== What is required ==
Could you extract everything from "Another criticism is" down to "from the websites." in the FLoC privacy excerpt below, word for word?

They also will be auditing running frequently to identify cohorts that could make correlations leading to discrimination, again, not clear how efficient this can happen. FLoC delegates most of computing to the browser, keeping it locally, which will be responsible to calculate your cohort applying a SIMHash algorithm and expose it to the website via a browser API as below:

cohort = await document.interestCohort();
url = new URL("https://ads.example/getCreative");
url.searchParams.append("cohort", cohort);
creative = await fetch(url);

Another criticism is that as the cohort changes overtime, a website could use to collect more and more information of the user, creating a much broader profile. Google has a proposal for tackling this on their Longitudinal Privacy section: Sticky the same exposed cohort for each website you visit. Therefore, the first time you visit a website it will gain access to your cohort, which will remain the same on next visits, even if your local one has changed. However, this is just a proposal and raises other concerns per se.

Also, using a Default Allow is enough to raise some eyebrows. There is also some concerns about Google enrolling users on the trial without consent, both from user’s and from the websites.

In summary, I think there are some good ideas, ideas that may work better in terms of privacy than the current third-parties cookies approach (not a high bar, I know). However, for it to make sense, not only the FLoC from the Privacy Sandbox needs to be implemented, but most, if not all, of its proposals. Adding only FLoC to the mix is not replacing third-party cookies or fingerprinting, it is just adding another layer of data collection while preserving the web status quo, not the user’s privacy. I don’t think FLoC is where we should start this. Maybe starting from the Privacy Budgets Limits and Trust Token API will have a better reception?

Written on May 4, 2021

== Dataset extract ==
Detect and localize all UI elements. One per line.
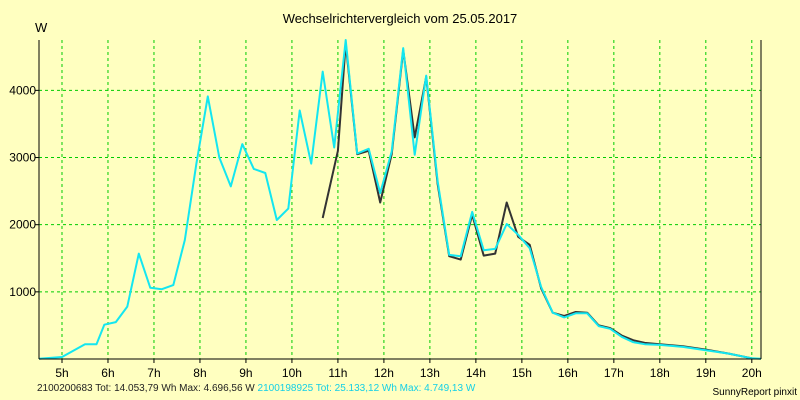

== Correct result ==
Another criticism is that as the cohort changes overtime, a website could use to collect more and more information of the user, creating a much broader profile. Google has a proposal for tackling this on their Longitudinal Privacy section: Sticky the same exposed cohort for each website you visit. Therefore, the first time you visit a website it will gain access to your cohort, which will remain the same on next visits, even if your local one has changed. However, this is just a proposal and raises other concerns per se.

Also, using a Default Allow is enough to raise some eyebrows. There is also some concerns about Google enrolling users on the trial without consent, both from user’s and from the websites.